* BEGIN RECORDS SUPPLIED *

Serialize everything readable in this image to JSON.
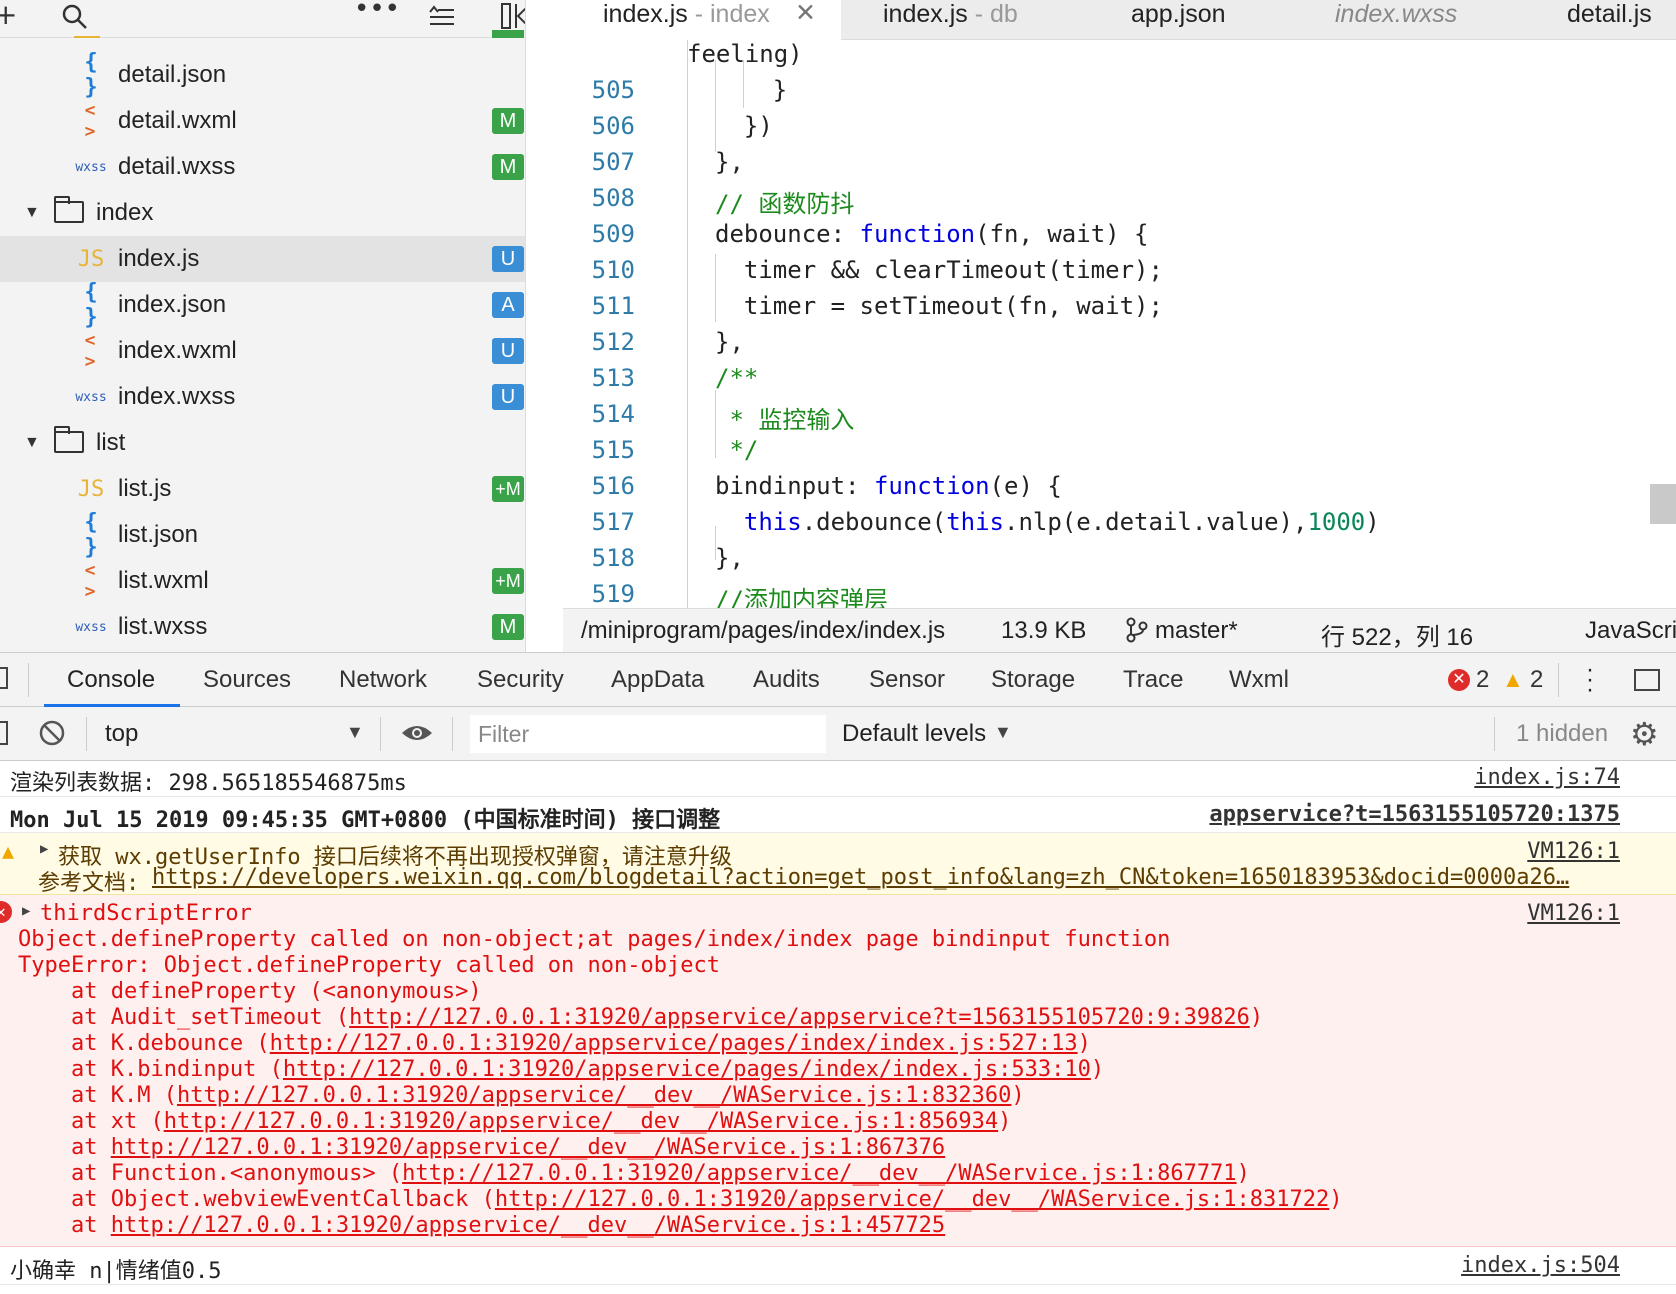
{
  "explorer": {
    "files": [
      {
        "icon": "{ }",
        "type": "json",
        "name": "detail.json",
        "badge": ""
      },
      {
        "icon": "< >",
        "type": "wxml",
        "name": "detail.wxml",
        "badge": "M"
      },
      {
        "icon": "wxss",
        "type": "wxss",
        "name": "detail.wxss",
        "badge": "M"
      }
    ],
    "folder_index": "index",
    "index_files": [
      {
        "icon": "JS",
        "type": "js",
        "name": "index.js",
        "badge": "U"
      },
      {
        "icon": "{ }",
        "type": "json",
        "name": "index.json",
        "badge": "A"
      },
      {
        "icon": "< >",
        "type": "wxml",
        "name": "index.wxml",
        "badge": "U"
      },
      {
        "icon": "wxss",
        "type": "wxss",
        "name": "index.wxss",
        "badge": "U"
      }
    ],
    "folder_list": "list",
    "list_files": [
      {
        "icon": "JS",
        "type": "js",
        "name": "list.js",
        "badge": "+M"
      },
      {
        "icon": "{ }",
        "type": "json",
        "name": "list.json",
        "badge": ""
      },
      {
        "icon": "< >",
        "type": "wxml",
        "name": "list.wxml",
        "badge": "+M"
      },
      {
        "icon": "wxss",
        "type": "wxss",
        "name": "list.wxss",
        "badge": "M"
      }
    ]
  },
  "tabs": [
    {
      "name": "index.js",
      "dir": " - index"
    },
    {
      "name": "index.js",
      "dir": " - db"
    },
    {
      "name": "app.json",
      "dir": ""
    },
    {
      "name": "index.wxss",
      "dir": ""
    },
    {
      "name": "detail.js",
      "dir": ""
    }
  ],
  "editor": {
    "top_line": "feeling)",
    "lines": [
      {
        "n": "505",
        "code": "    }"
      },
      {
        "n": "506",
        "code": "  })"
      },
      {
        "n": "507",
        "code": "},"
      },
      {
        "n": "508",
        "code": "// 函数防抖"
      },
      {
        "n": "509",
        "code": "debounce: function(fn, wait) {"
      },
      {
        "n": "510",
        "code": "  timer && clearTimeout(timer);"
      },
      {
        "n": "511",
        "code": "  timer = setTimeout(fn, wait);"
      },
      {
        "n": "512",
        "code": "},"
      },
      {
        "n": "513",
        "code": "/**"
      },
      {
        "n": "514",
        "code": " * 监控输入"
      },
      {
        "n": "515",
        "code": " */"
      },
      {
        "n": "516",
        "code": "bindinput: function(e) {"
      },
      {
        "n": "517",
        "code": "  this.debounce(this.nlp(e.detail.value),1000)"
      },
      {
        "n": "518",
        "code": "},"
      },
      {
        "n": "519",
        "code": "//添加内容弹层"
      }
    ]
  },
  "status": {
    "path": "/miniprogram/pages/index/index.js",
    "size": "13.9 KB",
    "branch": "master*",
    "position": "行 522，列 16",
    "language": "JavaScri"
  },
  "devtools": {
    "tabs": [
      "Console",
      "Sources",
      "Network",
      "Security",
      "AppData",
      "Audits",
      "Sensor",
      "Storage",
      "Trace",
      "Wxml"
    ],
    "error_count": "2",
    "warning_count": "2",
    "context": "top",
    "filter_placeholder": "Filter",
    "levels": "Default levels",
    "hidden": "1 hidden"
  },
  "console": {
    "m1_text": "渲染列表数据: 298.565185546875ms",
    "m1_src": "index.js:74",
    "m2_text": "Mon Jul 15 2019 09:45:35 GMT+0800 (中国标准时间) 接口调整",
    "m2_src": "appservice?t=1563155105720:1375",
    "warn_line1": "获取 wx.getUserInfo 接口后续将不再出现授权弹窗，请注意升级",
    "warn_prefix": "参考文档: ",
    "warn_link": "https://developers.weixin.qq.com/blogdetail?action=get_post_info&lang=zh_CN&token=1650183953&docid=0000a26…",
    "warn_src": "VM126:1",
    "err_title": "thirdScriptError",
    "err_src": "VM126:1",
    "err_line1": "Object.defineProperty called on non-object;at pages/index/index page bindinput function",
    "err_line2": "TypeError: Object.defineProperty called on non-object",
    "stack": [
      {
        "pre": "    at defineProperty (<anonymous>)",
        "url": "",
        "post": ""
      },
      {
        "pre": "    at Audit_setTimeout (",
        "url": "http://127.0.0.1:31920/appservice/appservice?t=1563155105720:9:39826",
        "post": ")"
      },
      {
        "pre": "    at K.debounce (",
        "url": "http://127.0.0.1:31920/appservice/pages/index/index.js:527:13",
        "post": ")"
      },
      {
        "pre": "    at K.bindinput (",
        "url": "http://127.0.0.1:31920/appservice/pages/index/index.js:533:10",
        "post": ")"
      },
      {
        "pre": "    at K.M (",
        "url": "http://127.0.0.1:31920/appservice/__dev__/WAService.js:1:832360",
        "post": ")"
      },
      {
        "pre": "    at xt (",
        "url": "http://127.0.0.1:31920/appservice/__dev__/WAService.js:1:856934",
        "post": ")"
      },
      {
        "pre": "    at ",
        "url": "http://127.0.0.1:31920/appservice/__dev__/WAService.js:1:867376",
        "post": ""
      },
      {
        "pre": "    at Function.<anonymous> (",
        "url": "http://127.0.0.1:31920/appservice/__dev__/WAService.js:1:867771",
        "post": ")"
      },
      {
        "pre": "    at Object.webviewEventCallback (",
        "url": "http://127.0.0.1:31920/appservice/__dev__/WAService.js:1:831722",
        "post": ")"
      },
      {
        "pre": "    at ",
        "url": "http://127.0.0.1:31920/appservice/__dev__/WAService.js:1:457725",
        "post": ""
      }
    ],
    "last_text": "小确幸 n|情绪值0.5",
    "last_src": "index.js:504"
  }
}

* END RECORDS SUPPLIED *

TASK DETAILS -
Return the listing above word for word, with the pictures removed.

RESPONSE TO THIS TASK -
Serialize everything readable in this image to JSON.
{
  "explorer": {
    "files": [
      {
        "icon": "{ }",
        "type": "json",
        "name": "detail.json",
        "badge": ""
      },
      {
        "icon": "< >",
        "type": "wxml",
        "name": "detail.wxml",
        "badge": "M"
      },
      {
        "icon": "wxss",
        "type": "wxss",
        "name": "detail.wxss",
        "badge": "M"
      }
    ],
    "folder_index": "index",
    "index_files": [
      {
        "icon": "JS",
        "type": "js",
        "name": "index.js",
        "badge": "U"
      },
      {
        "icon": "{ }",
        "type": "json",
        "name": "index.json",
        "badge": "A"
      },
      {
        "icon": "< >",
        "type": "wxml",
        "name": "index.wxml",
        "badge": "U"
      },
      {
        "icon": "wxss",
        "type": "wxss",
        "name": "index.wxss",
        "badge": "U"
      }
    ],
    "folder_list": "list",
    "list_files": [
      {
        "icon": "JS",
        "type": "js",
        "name": "list.js",
        "badge": "+M"
      },
      {
        "icon": "{ }",
        "type": "json",
        "name": "list.json",
        "badge": ""
      },
      {
        "icon": "< >",
        "type": "wxml",
        "name": "list.wxml",
        "badge": "+M"
      },
      {
        "icon": "wxss",
        "type": "wxss",
        "name": "list.wxss",
        "badge": "M"
      }
    ]
  },
  "tabs": [
    {
      "name": "index.js",
      "dir": " - index"
    },
    {
      "name": "index.js",
      "dir": " - db"
    },
    {
      "name": "app.json",
      "dir": ""
    },
    {
      "name": "index.wxss",
      "dir": ""
    },
    {
      "name": "detail.js",
      "dir": ""
    }
  ],
  "editor": {
    "top_line": "feeling)",
    "lines": [
      {
        "n": "505",
        "code": "    }"
      },
      {
        "n": "506",
        "code": "  })"
      },
      {
        "n": "507",
        "code": "},"
      },
      {
        "n": "508",
        "code": "// 函数防抖"
      },
      {
        "n": "509",
        "code": "debounce: function(fn, wait) {"
      },
      {
        "n": "510",
        "code": "  timer && clearTimeout(timer);"
      },
      {
        "n": "511",
        "code": "  timer = setTimeout(fn, wait);"
      },
      {
        "n": "512",
        "code": "},"
      },
      {
        "n": "513",
        "code": "/**"
      },
      {
        "n": "514",
        "code": " * 监控输入"
      },
      {
        "n": "515",
        "code": " */"
      },
      {
        "n": "516",
        "code": "bindinput: function(e) {"
      },
      {
        "n": "517",
        "code": "  this.debounce(this.nlp(e.detail.value),1000)"
      },
      {
        "n": "518",
        "code": "},"
      },
      {
        "n": "519",
        "code": "//添加内容弹层"
      }
    ]
  },
  "status": {
    "path": "/miniprogram/pages/index/index.js",
    "size": "13.9 KB",
    "branch": "master*",
    "position": "行 522，列 16",
    "language": "JavaScri"
  },
  "devtools": {
    "tabs": [
      "Console",
      "Sources",
      "Network",
      "Security",
      "AppData",
      "Audits",
      "Sensor",
      "Storage",
      "Trace",
      "Wxml"
    ],
    "error_count": "2",
    "warning_count": "2",
    "context": "top",
    "filter_placeholder": "Filter",
    "levels": "Default levels",
    "hidden": "1 hidden"
  },
  "console": {
    "m1_text": "渲染列表数据: 298.565185546875ms",
    "m1_src": "index.js:74",
    "m2_text": "Mon Jul 15 2019 09:45:35 GMT+0800 (中国标准时间) 接口调整",
    "m2_src": "appservice?t=1563155105720:1375",
    "warn_line1": "获取 wx.getUserInfo 接口后续将不再出现授权弹窗，请注意升级",
    "warn_prefix": "参考文档: ",
    "warn_link": "https://developers.weixin.qq.com/blogdetail?action=get_post_info&lang=zh_CN&token=1650183953&docid=0000a26…",
    "warn_src": "VM126:1",
    "err_title": "thirdScriptError",
    "err_src": "VM126:1",
    "err_line1": "Object.defineProperty called on non-object;at pages/index/index page bindinput function",
    "err_line2": "TypeError: Object.defineProperty called on non-object",
    "stack": [
      {
        "pre": "    at defineProperty (<anonymous>)",
        "url": "",
        "post": ""
      },
      {
        "pre": "    at Audit_setTimeout (",
        "url": "http://127.0.0.1:31920/appservice/appservice?t=1563155105720:9:39826",
        "post": ")"
      },
      {
        "pre": "    at K.debounce (",
        "url": "http://127.0.0.1:31920/appservice/pages/index/index.js:527:13",
        "post": ")"
      },
      {
        "pre": "    at K.bindinput (",
        "url": "http://127.0.0.1:31920/appservice/pages/index/index.js:533:10",
        "post": ")"
      },
      {
        "pre": "    at K.M (",
        "url": "http://127.0.0.1:31920/appservice/__dev__/WAService.js:1:832360",
        "post": ")"
      },
      {
        "pre": "    at xt (",
        "url": "http://127.0.0.1:31920/appservice/__dev__/WAService.js:1:856934",
        "post": ")"
      },
      {
        "pre": "    at ",
        "url": "http://127.0.0.1:31920/appservice/__dev__/WAService.js:1:867376",
        "post": ""
      },
      {
        "pre": "    at Function.<anonymous> (",
        "url": "http://127.0.0.1:31920/appservice/__dev__/WAService.js:1:867771",
        "post": ")"
      },
      {
        "pre": "    at Object.webviewEventCallback (",
        "url": "http://127.0.0.1:31920/appservice/__dev__/WAService.js:1:831722",
        "post": ")"
      },
      {
        "pre": "    at ",
        "url": "http://127.0.0.1:31920/appservice/__dev__/WAService.js:1:457725",
        "post": ""
      }
    ],
    "last_text": "小确幸 n|情绪值0.5",
    "last_src": "index.js:504"
  }
}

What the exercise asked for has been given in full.